* [The problem]: Copy whichever lines contain the string "this".
——
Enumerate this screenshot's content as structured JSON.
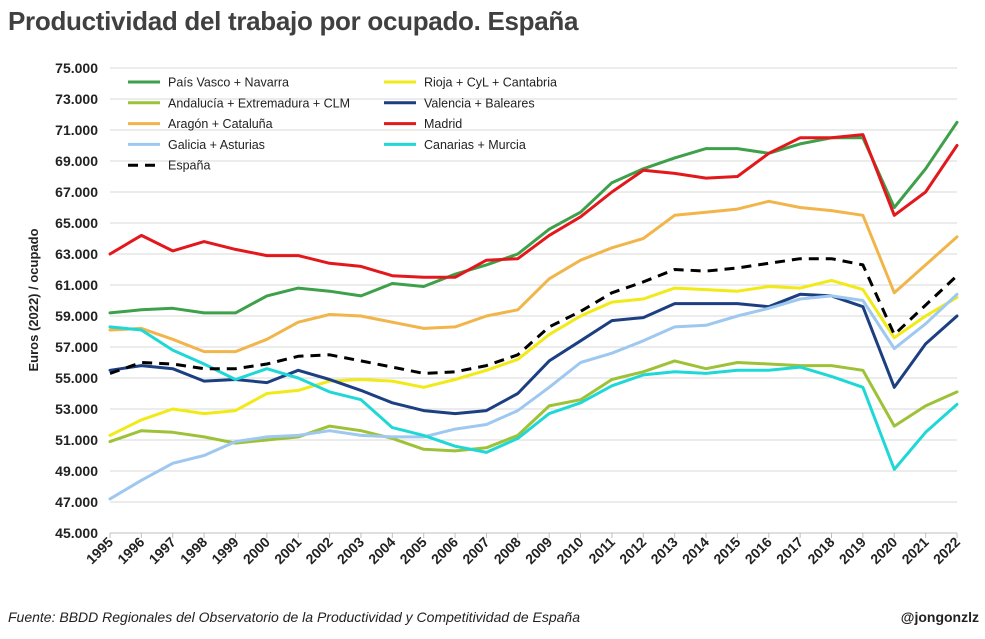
{
  "title": "Productividad del trabajo por ocupado. España",
  "source": "Fuente: BBDD Regionales del Observatorio de la Productividad y Competitividad de España",
  "credit": "@jongonzlz",
  "chart_data": {
    "type": "line",
    "title": "Productividad del trabajo por ocupado. España",
    "xlabel": "",
    "ylabel": "Euros (2022) / ocupado",
    "ylim": [
      45000,
      75000
    ],
    "y_ticks": [
      45000,
      47000,
      49000,
      51000,
      53000,
      55000,
      57000,
      59000,
      61000,
      63000,
      65000,
      67000,
      69000,
      71000,
      73000,
      75000
    ],
    "y_tick_labels": [
      "45.000",
      "47.000",
      "49.000",
      "51.000",
      "53.000",
      "55.000",
      "57.000",
      "59.000",
      "61.000",
      "63.000",
      "65.000",
      "67.000",
      "69.000",
      "71.000",
      "73.000",
      "75.000"
    ],
    "grid": true,
    "legend_position": "top-left",
    "x": [
      "1995",
      "1996",
      "1997",
      "1998",
      "1999",
      "2000",
      "2001",
      "2002",
      "2003",
      "2004",
      "2005",
      "2006",
      "2007",
      "2008",
      "2009",
      "2010",
      "2011",
      "2012",
      "2013",
      "2014",
      "2015",
      "2016",
      "2017",
      "2018",
      "2019",
      "2020",
      "2021",
      "2022"
    ],
    "series": [
      {
        "name": "País Vasco + Navarra",
        "color": "#3ea04b",
        "dash": false,
        "values": [
          59200,
          59400,
          59500,
          59200,
          59200,
          60300,
          60800,
          60600,
          60300,
          61100,
          60900,
          61700,
          62300,
          63000,
          64600,
          65700,
          67600,
          68500,
          69200,
          69800,
          69800,
          69500,
          70100,
          70500,
          70500,
          66000,
          68500,
          71500
        ]
      },
      {
        "name": "Rioja + CyL + Cantabria",
        "color": "#f1ea16",
        "dash": false,
        "values": [
          51300,
          52300,
          53000,
          52700,
          52900,
          54000,
          54200,
          54800,
          54900,
          54800,
          54400,
          54900,
          55500,
          56200,
          57800,
          59000,
          59900,
          60100,
          60800,
          60700,
          60600,
          60900,
          60800,
          61300,
          60700,
          57600,
          59000,
          60200
        ]
      },
      {
        "name": "Andalucía + Extremadura + CLM",
        "color": "#9ec237",
        "dash": false,
        "values": [
          50900,
          51600,
          51500,
          51200,
          50800,
          51000,
          51200,
          51900,
          51600,
          51100,
          50400,
          50300,
          50500,
          51300,
          53200,
          53600,
          54900,
          55400,
          56100,
          55600,
          56000,
          55900,
          55800,
          55800,
          55500,
          51900,
          53200,
          54100
        ]
      },
      {
        "name": "Valencia + Baleares",
        "color": "#1c3f82",
        "dash": false,
        "values": [
          55500,
          55800,
          55600,
          54800,
          54900,
          54700,
          55500,
          54900,
          54200,
          53400,
          52900,
          52700,
          52900,
          54000,
          56100,
          57400,
          58700,
          58900,
          59800,
          59800,
          59800,
          59600,
          60400,
          60300,
          59600,
          54400,
          57200,
          59000
        ]
      },
      {
        "name": "Aragón + Cataluña",
        "color": "#f1b54b",
        "dash": false,
        "values": [
          58100,
          58200,
          57500,
          56700,
          56700,
          57500,
          58600,
          59100,
          59000,
          58600,
          58200,
          58300,
          59000,
          59400,
          61400,
          62600,
          63400,
          64000,
          65500,
          65700,
          65900,
          66400,
          66000,
          65800,
          65500,
          60500,
          62300,
          64100
        ]
      },
      {
        "name": "Madrid",
        "color": "#e3181d",
        "dash": false,
        "values": [
          63000,
          64200,
          63200,
          63800,
          63300,
          62900,
          62900,
          62400,
          62200,
          61600,
          61500,
          61500,
          62600,
          62700,
          64200,
          65400,
          67000,
          68400,
          68200,
          67900,
          68000,
          69500,
          70500,
          70500,
          70700,
          65500,
          67000,
          70000
        ]
      },
      {
        "name": "Galicia + Asturias",
        "color": "#9ec8ef",
        "dash": false,
        "values": [
          47200,
          48400,
          49500,
          50000,
          50900,
          51200,
          51300,
          51600,
          51300,
          51200,
          51200,
          51700,
          52000,
          52900,
          54400,
          56000,
          56600,
          57400,
          58300,
          58400,
          59000,
          59500,
          60100,
          60300,
          60000,
          56900,
          58500,
          60400
        ]
      },
      {
        "name": "Canarias + Murcia",
        "color": "#1fd8d6",
        "dash": false,
        "values": [
          58300,
          58100,
          56800,
          55900,
          54900,
          55600,
          55000,
          54100,
          53600,
          51800,
          51300,
          50600,
          50200,
          51100,
          52700,
          53400,
          54500,
          55200,
          55400,
          55300,
          55500,
          55500,
          55700,
          55100,
          54400,
          49100,
          51500,
          53300
        ]
      },
      {
        "name": "España",
        "color": "#000000",
        "dash": true,
        "values": [
          55300,
          56000,
          55900,
          55600,
          55600,
          55900,
          56400,
          56500,
          56100,
          55700,
          55300,
          55400,
          55800,
          56500,
          58300,
          59300,
          60500,
          61200,
          62000,
          61900,
          62100,
          62400,
          62700,
          62700,
          62300,
          57800,
          59700,
          61600
        ]
      }
    ]
  }
}
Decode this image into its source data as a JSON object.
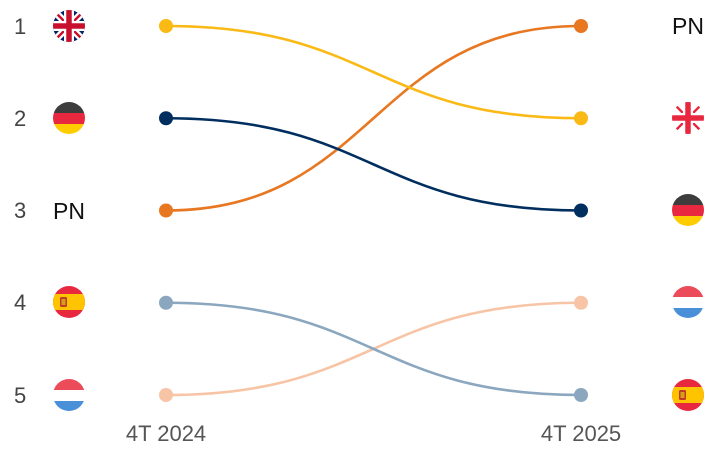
——
* [Exercise output]:
Enumerate this screenshot's content as structured JSON.
Decode this image into its source data as a JSON object.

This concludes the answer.